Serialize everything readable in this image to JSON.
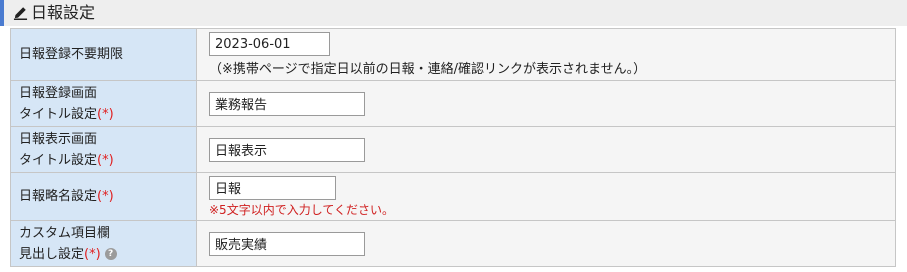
{
  "section": {
    "title": "日報設定",
    "icon": "pencil-icon"
  },
  "rows": [
    {
      "label_line1": "日報登録不要期限",
      "value": "2023-06-01",
      "note": "（※携帯ページで指定日以前の日報・連絡/確認リンクが表示されません。）"
    },
    {
      "label_line1": "日報登録画面",
      "label_line2": "タイトル設定",
      "required": "(*)",
      "value": "業務報告"
    },
    {
      "label_line1": "日報表示画面",
      "label_line2": "タイトル設定",
      "required": "(*)",
      "value": "日報表示"
    },
    {
      "label_line1": "日報略名設定",
      "required": "(*)",
      "value": "日報",
      "error": "※5文字以内で入力してください。"
    },
    {
      "label_line1": "カスタム項目欄",
      "label_line2": "見出し設定",
      "required": "(*)",
      "value": "販売実績",
      "help_icon": "question-circle-icon"
    }
  ],
  "colors": {
    "accent": "#4a7bd0",
    "label_bg": "#d6e6f6",
    "required": "#e02020",
    "error": "#d02020"
  }
}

**AIM OF THE EXERCISE:** Using the listing above, pick out each line that contains the word "error", then copy it.

**THE REPLY:**
      "error": "※5文字以内で入力してください。"
    "error": "#d02020"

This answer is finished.